◆ READING TEXT:
[start]

Most board-level conversations about agentic AI in 2026 land on the same question, asked with varying degrees of patience: where does the AI actually sit? The vendor pitch deck talks about agents and autonomy. The proof of concept demonstrates a model answering a complex question. The production system then must make a real operational decision that affects working hours, revenue, or eligibility for a benefit, and the question of where the AI sits in that decision suddenly matters quite a lot. To the auditor. To the regulator. To the operations team. To the person on the wrong end of the decision.

The honest answer in most 2026 enterprise systems is that the AI sits in the wrong place. It is asked to compose, decide, calculate, validate and notify, all inside a single prompt. The output is plausible most of the time. It is wrong some of the time. And when it is wrong, there is no clean line between the part of the system that orchestrated, the part that calculated, the part that decided, and the part that explained - because all four were the same prompt.

Gartner projects 40% of enterprise applications will integrate task-specific AI agents by the end of 2026, up from less than 5% in 2025. Yet AaiNova's March 2026 enterprise architecture study found that while 79% of organisations report some AI agent adoption, only 11% are in production and just 2% have deployed at full scale. The architecture is where most deployments fail - and where they fail most often is in the lack of a clear division of labour between the components that compose, calculate, decide and explain.

This post argues for a specific four-part architectural pattern that has proven itself across regulated, safety-critical, and audit-sensitive AI deployments. The pattern names four distinct components and assigns each one a job. The deliberate design move is that no component is asked to do another component's job - and in particular, the language model is not asked to do any job that requires arithmetic, deterministic rule application, or final decision authority.

[end]

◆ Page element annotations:
[start]

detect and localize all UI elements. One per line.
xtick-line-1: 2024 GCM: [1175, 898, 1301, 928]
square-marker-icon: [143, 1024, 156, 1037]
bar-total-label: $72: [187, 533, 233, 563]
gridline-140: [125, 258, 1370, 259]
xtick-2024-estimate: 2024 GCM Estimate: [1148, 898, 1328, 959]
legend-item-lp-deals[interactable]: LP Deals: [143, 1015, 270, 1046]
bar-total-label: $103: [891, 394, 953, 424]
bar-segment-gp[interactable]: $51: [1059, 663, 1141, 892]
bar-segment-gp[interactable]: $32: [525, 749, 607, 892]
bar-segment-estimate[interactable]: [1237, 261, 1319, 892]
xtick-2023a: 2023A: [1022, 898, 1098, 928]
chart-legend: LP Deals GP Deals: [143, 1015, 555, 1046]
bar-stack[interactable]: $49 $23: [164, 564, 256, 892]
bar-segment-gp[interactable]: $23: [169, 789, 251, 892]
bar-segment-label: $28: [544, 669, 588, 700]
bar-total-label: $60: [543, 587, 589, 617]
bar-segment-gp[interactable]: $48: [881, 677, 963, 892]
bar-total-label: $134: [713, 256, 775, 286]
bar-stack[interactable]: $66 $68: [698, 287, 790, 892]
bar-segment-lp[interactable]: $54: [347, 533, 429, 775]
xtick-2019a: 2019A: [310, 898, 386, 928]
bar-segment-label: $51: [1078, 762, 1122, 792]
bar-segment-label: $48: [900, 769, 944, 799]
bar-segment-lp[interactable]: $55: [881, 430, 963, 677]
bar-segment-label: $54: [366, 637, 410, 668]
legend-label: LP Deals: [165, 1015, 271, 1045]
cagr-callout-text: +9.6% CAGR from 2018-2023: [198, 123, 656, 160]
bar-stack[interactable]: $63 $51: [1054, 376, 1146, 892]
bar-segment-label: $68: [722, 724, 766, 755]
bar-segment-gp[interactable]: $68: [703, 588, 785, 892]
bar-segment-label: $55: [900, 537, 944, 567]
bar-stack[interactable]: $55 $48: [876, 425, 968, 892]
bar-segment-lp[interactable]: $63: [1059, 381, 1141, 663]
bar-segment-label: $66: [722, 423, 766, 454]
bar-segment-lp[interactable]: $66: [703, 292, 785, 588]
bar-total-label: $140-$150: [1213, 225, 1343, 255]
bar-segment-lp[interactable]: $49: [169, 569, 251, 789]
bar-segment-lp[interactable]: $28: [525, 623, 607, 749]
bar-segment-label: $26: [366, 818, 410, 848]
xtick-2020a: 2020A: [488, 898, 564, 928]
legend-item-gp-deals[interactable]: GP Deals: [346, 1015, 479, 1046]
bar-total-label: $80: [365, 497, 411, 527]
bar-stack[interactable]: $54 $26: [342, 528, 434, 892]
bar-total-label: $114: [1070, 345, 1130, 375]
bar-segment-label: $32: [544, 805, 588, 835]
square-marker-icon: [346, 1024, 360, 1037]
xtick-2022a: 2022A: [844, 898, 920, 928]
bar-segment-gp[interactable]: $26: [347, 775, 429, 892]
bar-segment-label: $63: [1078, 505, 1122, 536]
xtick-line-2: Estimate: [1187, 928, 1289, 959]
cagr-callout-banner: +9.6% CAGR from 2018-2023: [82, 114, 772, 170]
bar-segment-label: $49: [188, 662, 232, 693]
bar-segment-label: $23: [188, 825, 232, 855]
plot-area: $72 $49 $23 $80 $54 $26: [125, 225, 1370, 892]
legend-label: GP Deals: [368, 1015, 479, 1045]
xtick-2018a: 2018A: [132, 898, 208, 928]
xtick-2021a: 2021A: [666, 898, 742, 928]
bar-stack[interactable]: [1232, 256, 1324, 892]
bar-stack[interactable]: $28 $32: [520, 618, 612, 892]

[end]

◆ TASK SET:
• A. Copy out the passage of the article on agentic AI architecture that begins at the words "This post argues" and stops after "final decision authority.".
• B. Carry on writing the article on agentic AI architecture, starting right after its last sentence.

◆ RESPONSE LIST:
• A.
This post argues for a specific four-part architectural pattern that has proven itself across regulated, safety-critical, and audit-sensitive AI deployments. The pattern names four distinct components and assigns each one a job. The deliberate design move is that no component is asked to do another component's job - and in particular, the language model is not asked to do any job that requires arithmetic, deterministic rule application, or final decision authority.

• B.
The four-part division of labour

Four components, four distinct jobs, in a strict separation of concerns:

The optimisation solver decides

Where the underlying problem is combinatorial - allocating 30 staff across 14 locations and 48 time slots under hard constraints, scheduling 80 stand assignments against safety geometry, routing fleet movements across a network - the deciding mechanism is a mathematical optimiser, not a language model. Mixed-integer linear programming solvers, constraint programming engines, or hybrid approaches running on tools like Google OR-Tools or Gurobi produce provably feasible solutions under explicit constraint sets. They cannot hallucinate. They cannot return an answer that violates a hard constraint. They are deterministic and reproducible - the same inputs produce the same outputs. This is the component that holds final decision authority on the combinatorial layer of the problem.

The agent orchestrates

The agent's job is to manage the flow of work, not to make the decision. It calls typed tools to fetch data, passes inputs to the optimisation solver, receives results, calls validation tools, handles bounded retry logic on validation failure, and passes the final structured output downstream. The agent uses a language model under the hood for orchestration reasoning, deciding which tool to call next, summarising tool outputs, handling edge cases, but it does not make any of the substantive decisions itself. Microsoft's Foundry Agents, LangGraph, and similar agent frameworks all support this orchestrator-only role explicitly.

The rules engine constrains

Between the solver's solution and the agent's downstream output sits a deterministic rules engine that validates against the constraints that cannot be expressed cleanly inside the optimiser - policy rules, soft constraints with override paths, contextual rules that depend on combinations of data, and rules that change frequently and need pull-request-style change management. The rules engine returns a structured validation result. If the solver's solution fails a rule, the agent re-runs the solver with an updated objective function or surfaces the violation to a human reviewer. The rules engine is the guardrail layer; it cannot be bypassed by the model.

The language model explains

The language model's job is the one it is genuinely best at: rendering structured outputs into natural language. Once the solver has decided, the rules engine has validated, and the agent has orchestrated, the language model translates the result into one-line rationales per allocation, plain-English summaries of edge-case handling, and human-readable audit explanations. It does not compute numbers, apply rules, or change decisions. It explains decisions that have already been made by other components. This is the role for which large language models are uniquely well-suited and least dangerous.

Why the separation matters

Four reasons the strict separation pays off in production, each one corresponding to a specific failure mode of architectures that do not separate.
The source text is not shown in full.